### Information shown:
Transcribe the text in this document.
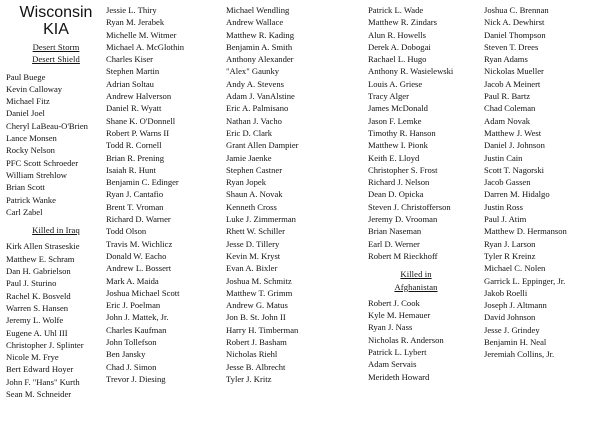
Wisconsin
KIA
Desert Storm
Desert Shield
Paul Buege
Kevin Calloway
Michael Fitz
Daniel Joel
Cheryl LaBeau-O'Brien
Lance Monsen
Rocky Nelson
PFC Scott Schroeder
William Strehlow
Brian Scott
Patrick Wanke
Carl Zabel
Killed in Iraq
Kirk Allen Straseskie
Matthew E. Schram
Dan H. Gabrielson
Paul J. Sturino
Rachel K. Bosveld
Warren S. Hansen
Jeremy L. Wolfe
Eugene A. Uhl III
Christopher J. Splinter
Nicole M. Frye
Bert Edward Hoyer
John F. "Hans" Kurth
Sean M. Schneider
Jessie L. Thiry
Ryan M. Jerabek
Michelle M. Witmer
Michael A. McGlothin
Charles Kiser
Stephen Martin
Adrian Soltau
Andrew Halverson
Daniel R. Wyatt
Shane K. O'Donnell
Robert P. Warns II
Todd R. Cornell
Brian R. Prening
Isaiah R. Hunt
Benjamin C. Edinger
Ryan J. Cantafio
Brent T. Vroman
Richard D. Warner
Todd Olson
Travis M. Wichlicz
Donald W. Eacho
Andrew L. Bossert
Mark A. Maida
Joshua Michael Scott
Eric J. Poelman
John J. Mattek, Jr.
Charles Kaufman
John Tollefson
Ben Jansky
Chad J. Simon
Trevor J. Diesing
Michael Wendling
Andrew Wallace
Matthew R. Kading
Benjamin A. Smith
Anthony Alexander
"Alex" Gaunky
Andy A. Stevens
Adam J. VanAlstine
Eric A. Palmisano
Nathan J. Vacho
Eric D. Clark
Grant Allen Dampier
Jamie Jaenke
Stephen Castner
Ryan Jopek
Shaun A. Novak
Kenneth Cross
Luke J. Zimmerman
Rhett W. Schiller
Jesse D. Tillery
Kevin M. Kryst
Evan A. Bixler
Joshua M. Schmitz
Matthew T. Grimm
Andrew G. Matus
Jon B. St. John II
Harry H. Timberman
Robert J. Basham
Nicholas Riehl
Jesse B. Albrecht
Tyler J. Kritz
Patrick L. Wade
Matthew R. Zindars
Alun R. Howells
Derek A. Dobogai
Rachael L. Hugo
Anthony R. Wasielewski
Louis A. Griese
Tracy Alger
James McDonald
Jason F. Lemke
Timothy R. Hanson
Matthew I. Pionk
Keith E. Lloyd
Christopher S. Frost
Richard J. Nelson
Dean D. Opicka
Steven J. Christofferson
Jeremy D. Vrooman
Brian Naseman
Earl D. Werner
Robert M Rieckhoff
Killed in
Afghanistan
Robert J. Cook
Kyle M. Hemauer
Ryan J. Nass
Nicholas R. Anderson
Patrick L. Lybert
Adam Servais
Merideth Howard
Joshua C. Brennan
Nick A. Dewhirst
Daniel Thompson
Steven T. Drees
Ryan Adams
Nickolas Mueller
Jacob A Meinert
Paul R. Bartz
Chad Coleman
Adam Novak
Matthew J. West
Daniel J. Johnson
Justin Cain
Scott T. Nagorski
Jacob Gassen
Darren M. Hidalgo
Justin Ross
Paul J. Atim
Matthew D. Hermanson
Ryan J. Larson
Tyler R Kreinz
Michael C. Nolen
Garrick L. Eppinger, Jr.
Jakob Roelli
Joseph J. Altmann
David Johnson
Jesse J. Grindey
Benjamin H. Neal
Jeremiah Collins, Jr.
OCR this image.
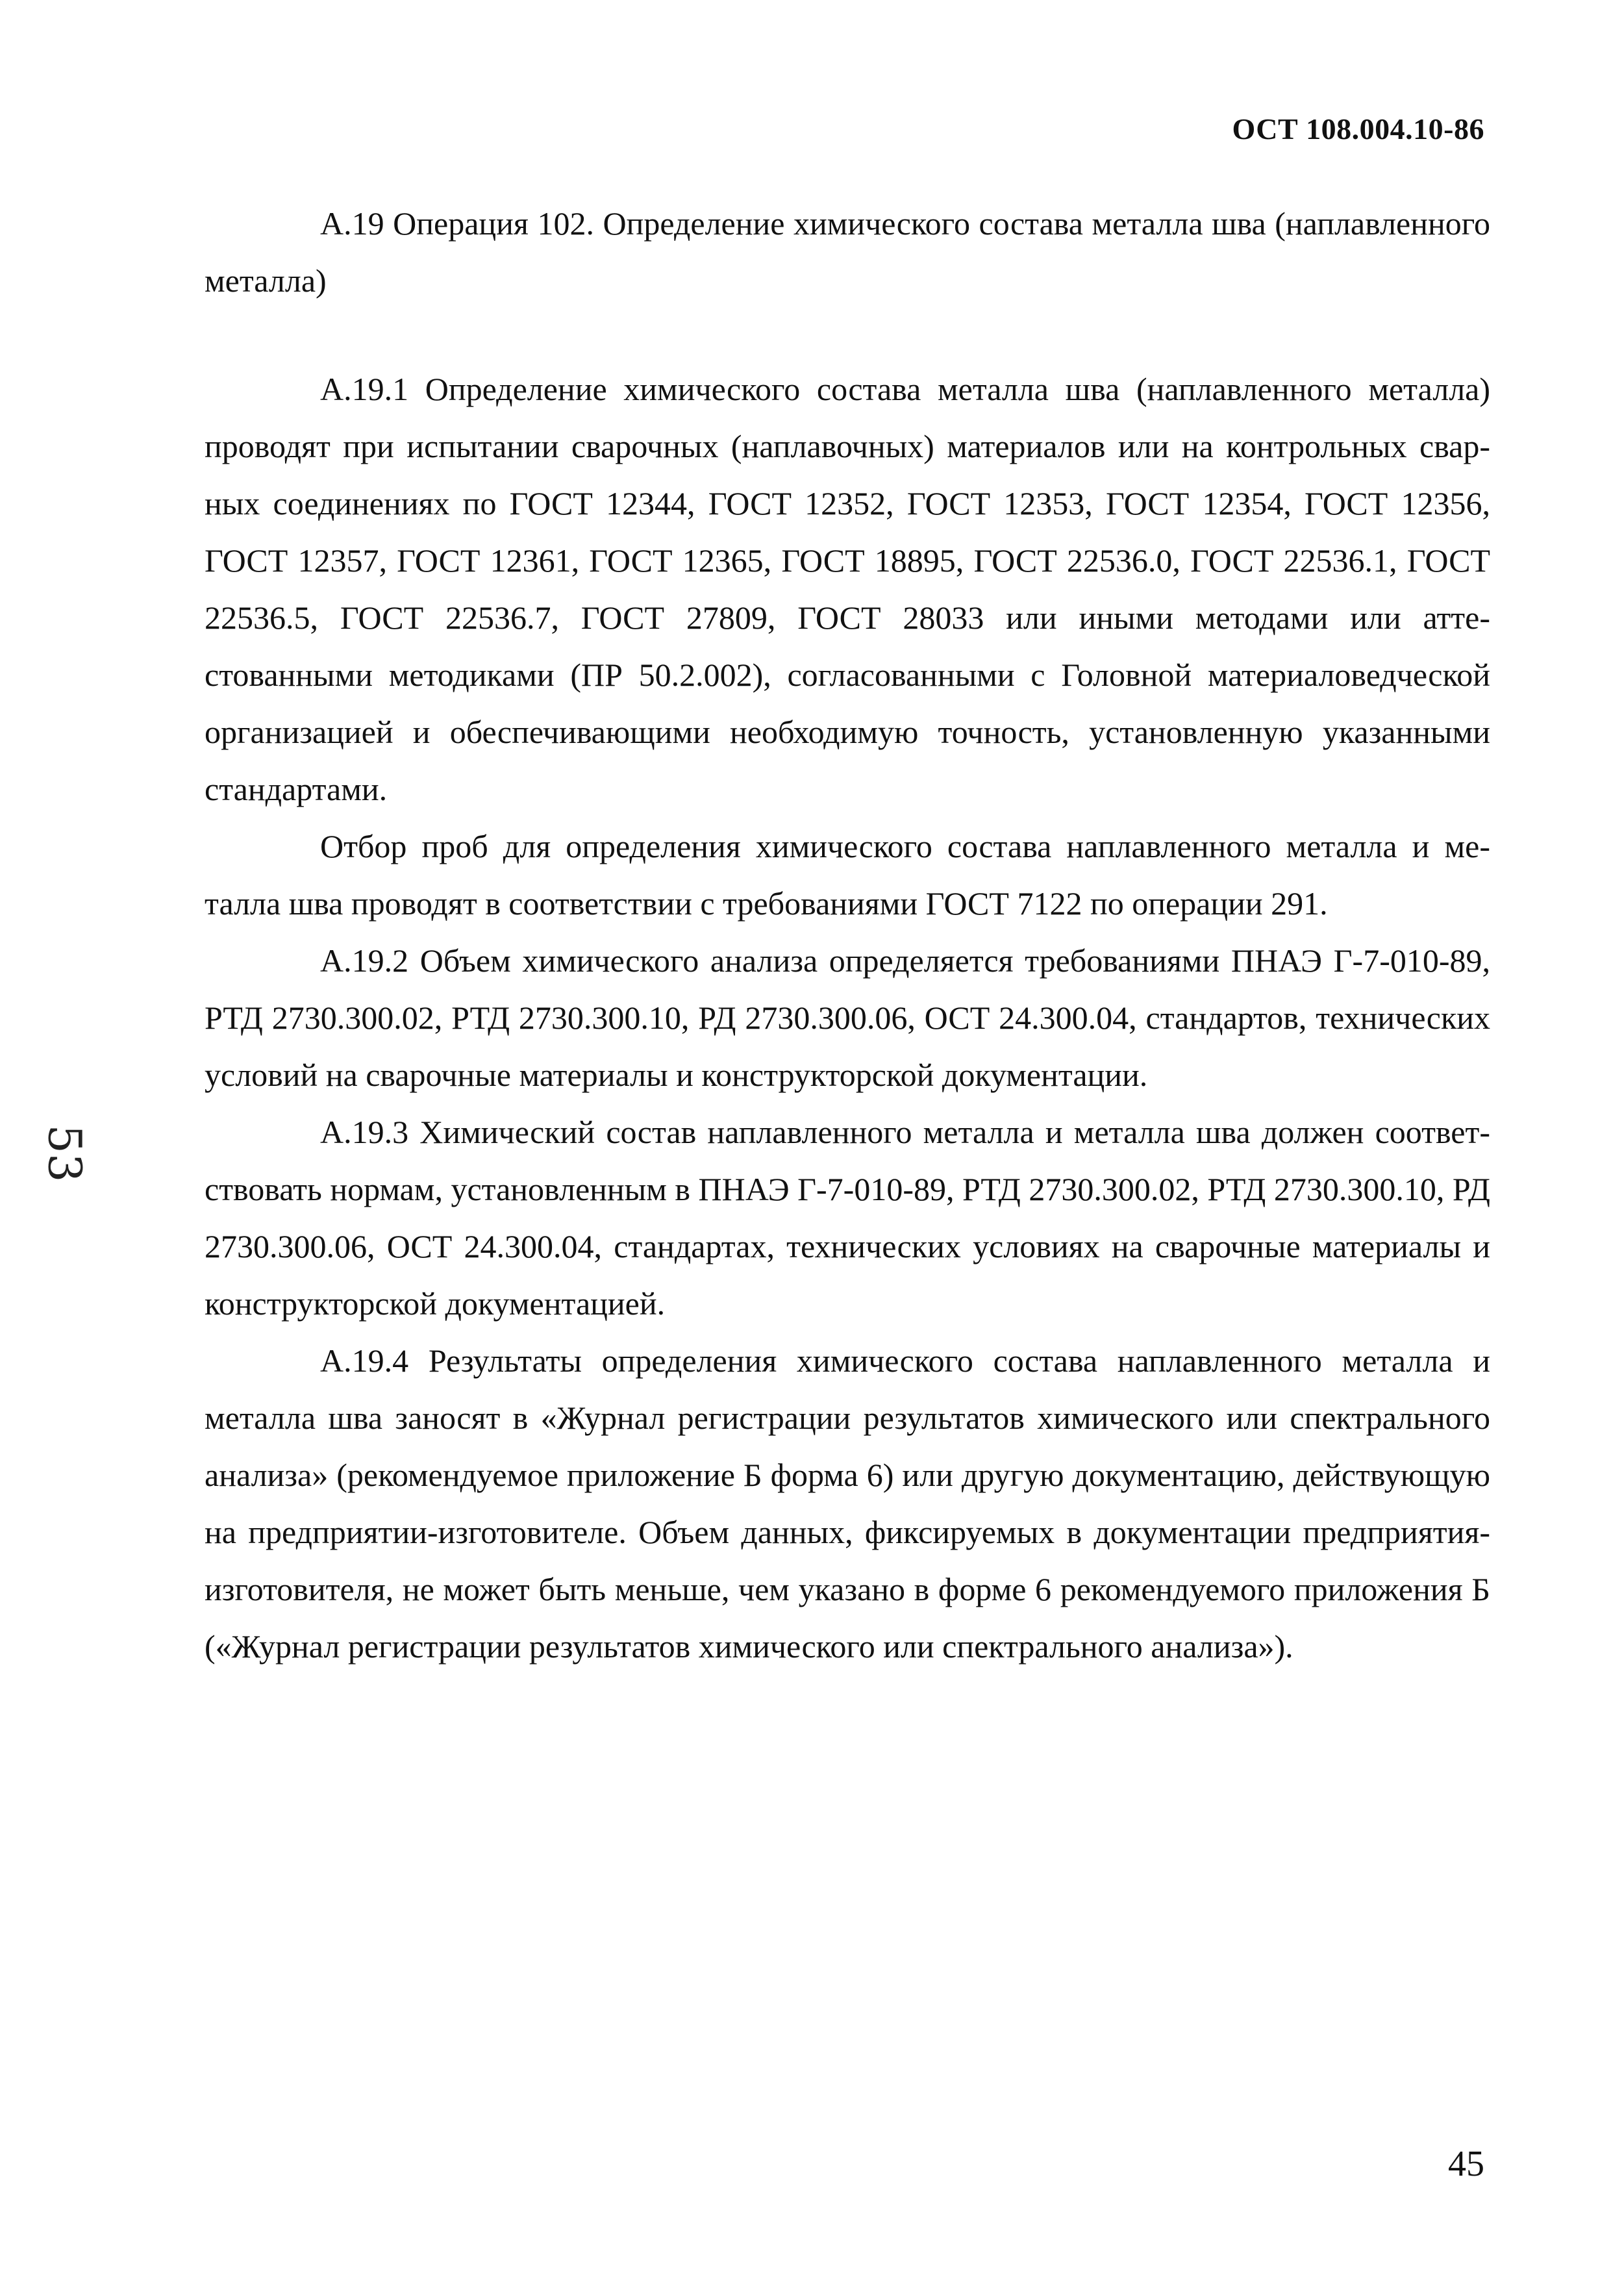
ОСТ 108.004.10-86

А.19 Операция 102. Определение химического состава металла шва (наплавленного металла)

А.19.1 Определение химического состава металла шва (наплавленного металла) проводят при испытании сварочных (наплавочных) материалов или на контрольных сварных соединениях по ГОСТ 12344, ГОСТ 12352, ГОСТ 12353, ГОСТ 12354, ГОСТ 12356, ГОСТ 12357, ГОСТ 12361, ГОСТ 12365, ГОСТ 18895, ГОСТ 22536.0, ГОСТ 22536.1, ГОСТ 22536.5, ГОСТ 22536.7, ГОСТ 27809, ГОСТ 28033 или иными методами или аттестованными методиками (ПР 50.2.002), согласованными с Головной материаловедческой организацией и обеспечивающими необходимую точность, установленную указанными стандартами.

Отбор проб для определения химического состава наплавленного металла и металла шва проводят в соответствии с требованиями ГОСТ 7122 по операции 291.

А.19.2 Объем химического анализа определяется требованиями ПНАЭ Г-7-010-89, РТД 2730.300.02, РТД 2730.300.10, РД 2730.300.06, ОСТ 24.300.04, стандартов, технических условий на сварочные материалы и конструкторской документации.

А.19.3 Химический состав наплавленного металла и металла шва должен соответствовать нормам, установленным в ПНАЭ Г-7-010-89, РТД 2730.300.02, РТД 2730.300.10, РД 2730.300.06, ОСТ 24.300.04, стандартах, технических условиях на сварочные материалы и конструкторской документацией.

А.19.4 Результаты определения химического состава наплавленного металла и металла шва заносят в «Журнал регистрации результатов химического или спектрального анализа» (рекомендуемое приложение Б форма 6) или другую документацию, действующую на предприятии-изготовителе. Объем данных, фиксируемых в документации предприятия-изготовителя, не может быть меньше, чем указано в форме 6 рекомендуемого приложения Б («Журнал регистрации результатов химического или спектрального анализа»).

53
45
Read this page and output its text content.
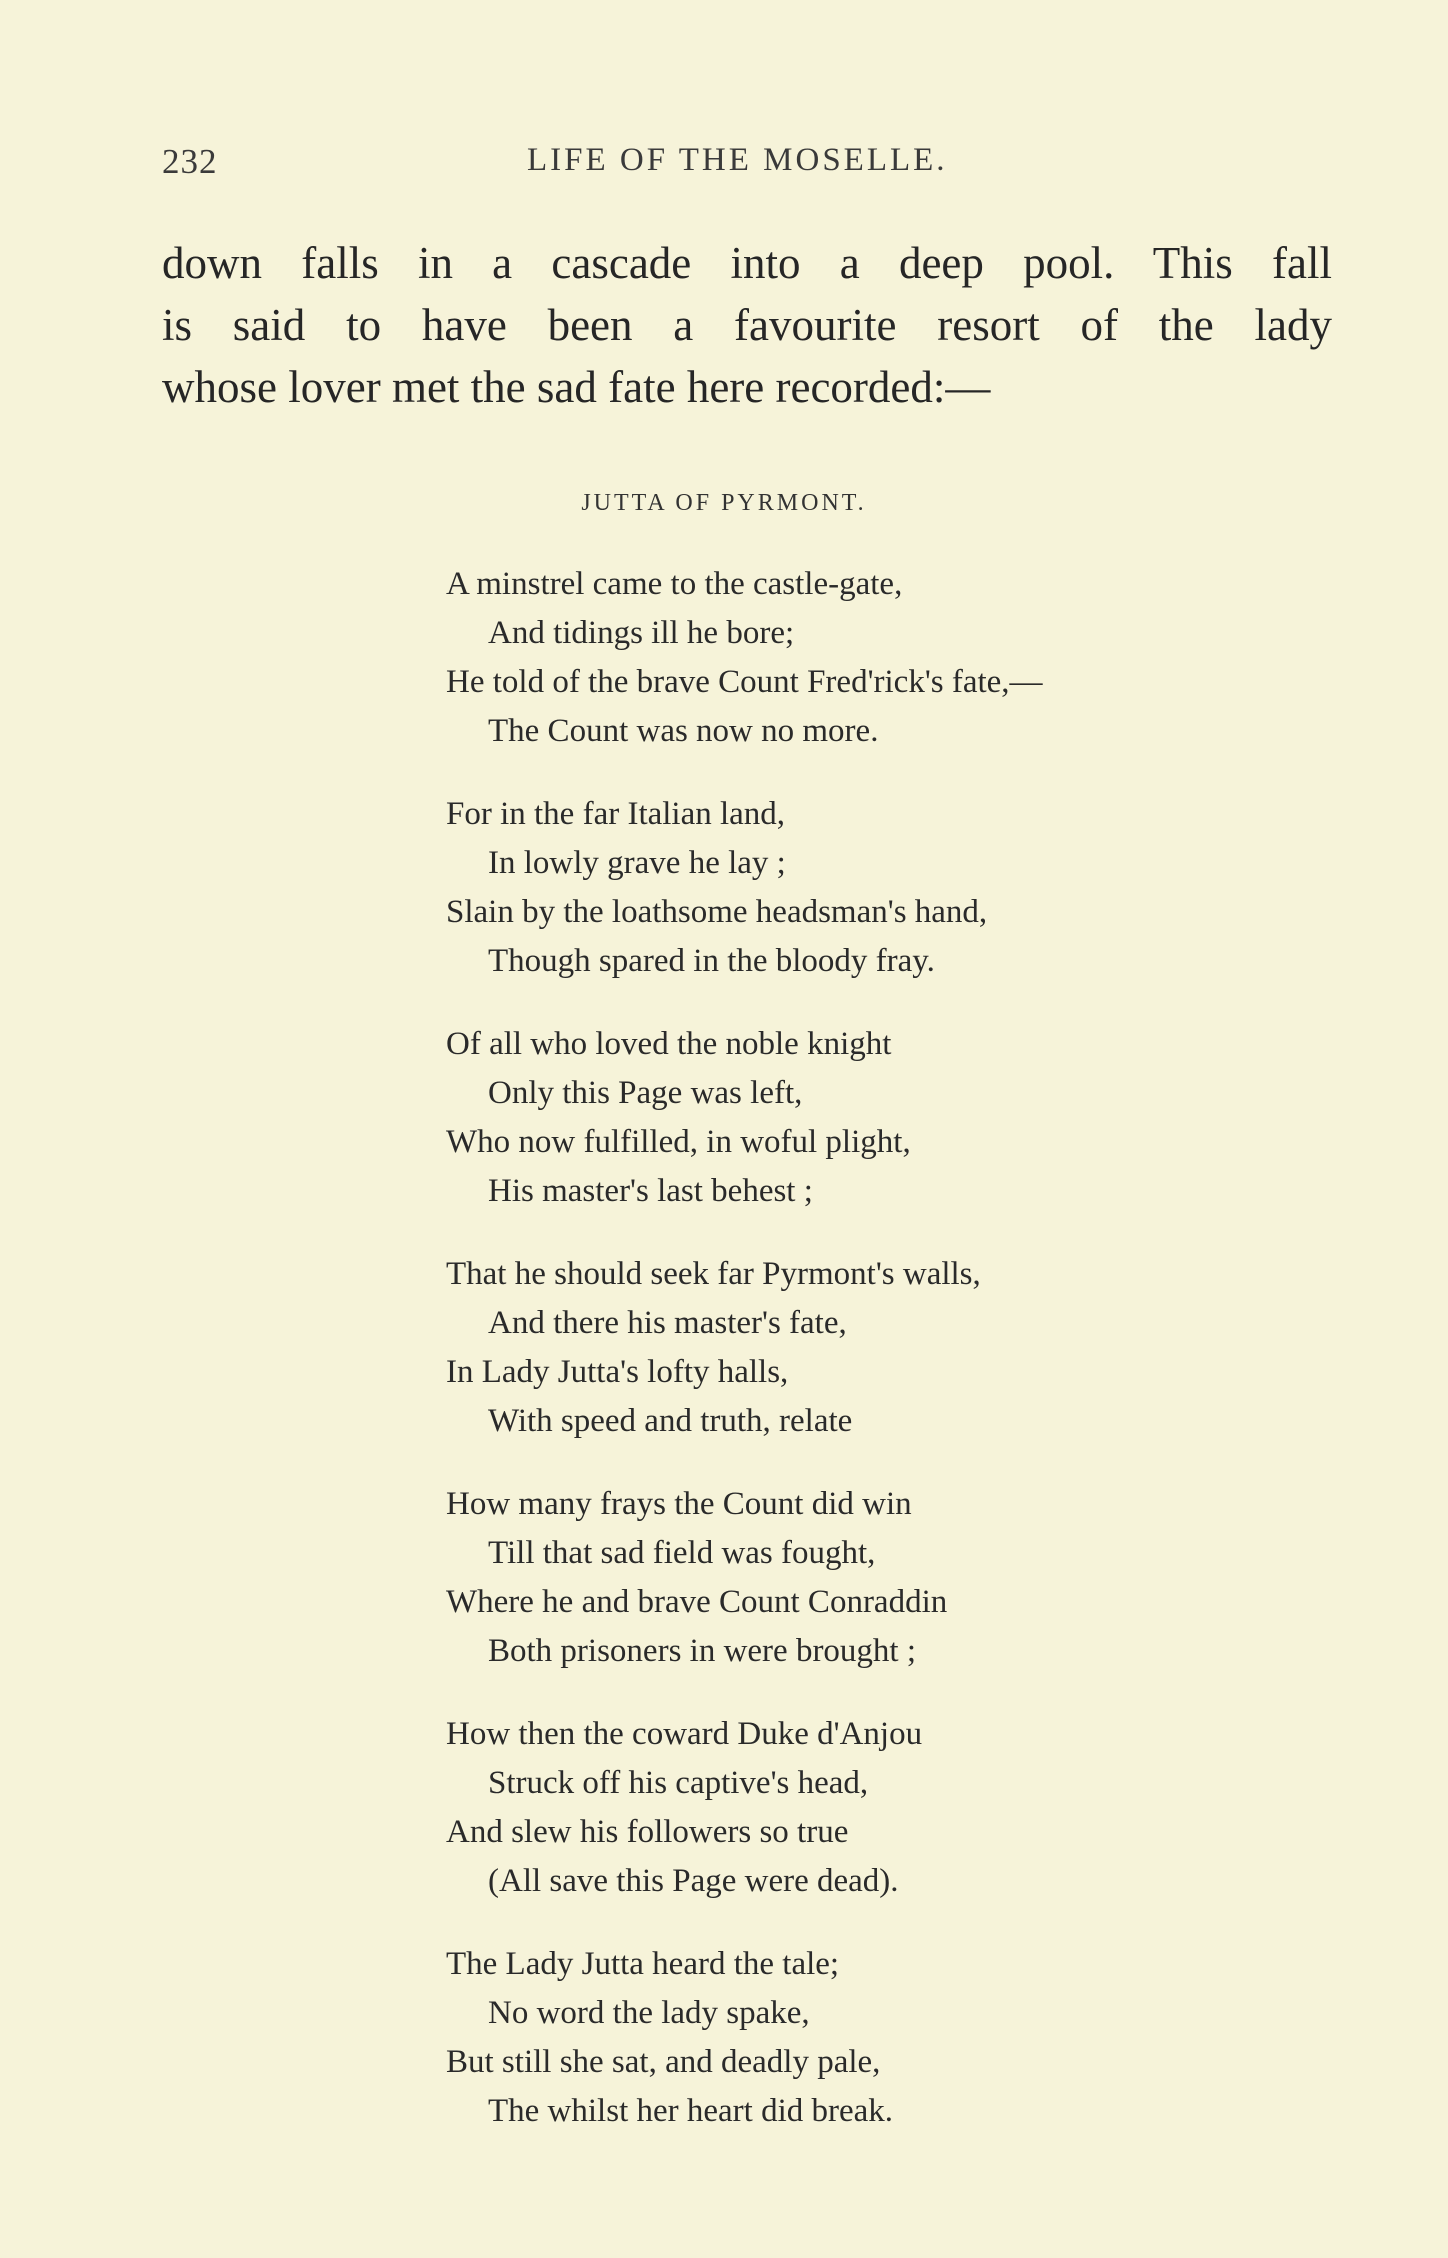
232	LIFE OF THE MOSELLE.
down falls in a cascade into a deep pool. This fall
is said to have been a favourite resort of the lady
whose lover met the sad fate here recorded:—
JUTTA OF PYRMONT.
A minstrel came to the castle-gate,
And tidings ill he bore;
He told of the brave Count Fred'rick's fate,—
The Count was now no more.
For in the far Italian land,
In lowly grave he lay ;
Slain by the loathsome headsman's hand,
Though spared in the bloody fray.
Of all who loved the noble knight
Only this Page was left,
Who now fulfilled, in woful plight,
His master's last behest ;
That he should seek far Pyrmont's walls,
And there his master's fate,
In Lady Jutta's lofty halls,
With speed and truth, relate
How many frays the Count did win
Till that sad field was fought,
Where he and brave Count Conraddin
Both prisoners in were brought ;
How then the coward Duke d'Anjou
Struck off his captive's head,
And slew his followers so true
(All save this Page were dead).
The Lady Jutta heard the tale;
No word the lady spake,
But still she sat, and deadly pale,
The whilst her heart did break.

### Aim:
Retype, word for word, the lines from the one with "Read this page and output its text content." through the last line of the entries above, and only those lines. Leave pictures out.

### Correct output:
Read this page and output its text content.
232	LIFE OF THE MOSELLE.
down falls in a cascade into a deep pool. This fall
is said to have been a favourite resort of the lady
whose lover met the sad fate here recorded:—
JUTTA OF PYRMONT.
A minstrel came to the castle-gate,
And tidings ill he bore;
He told of the brave Count Fred'rick's fate,—
The Count was now no more.
For in the far Italian land,
In lowly grave he lay ;
Slain by the loathsome headsman's hand,
Though spared in the bloody fray.
Of all who loved the noble knight
Only this Page was left,
Who now fulfilled, in woful plight,
His master's last behest ;
That he should seek far Pyrmont's walls,
And there his master's fate,
In Lady Jutta's lofty halls,
With speed and truth, relate
How many frays the Count did win
Till that sad field was fought,
Where he and brave Count Conraddin
Both prisoners in were brought ;
How then the coward Duke d'Anjou
Struck off his captive's head,
And slew his followers so true
(All save this Page were dead).
The Lady Jutta heard the tale;
No word the lady spake,
But still she sat, and deadly pale,
The whilst her heart did break.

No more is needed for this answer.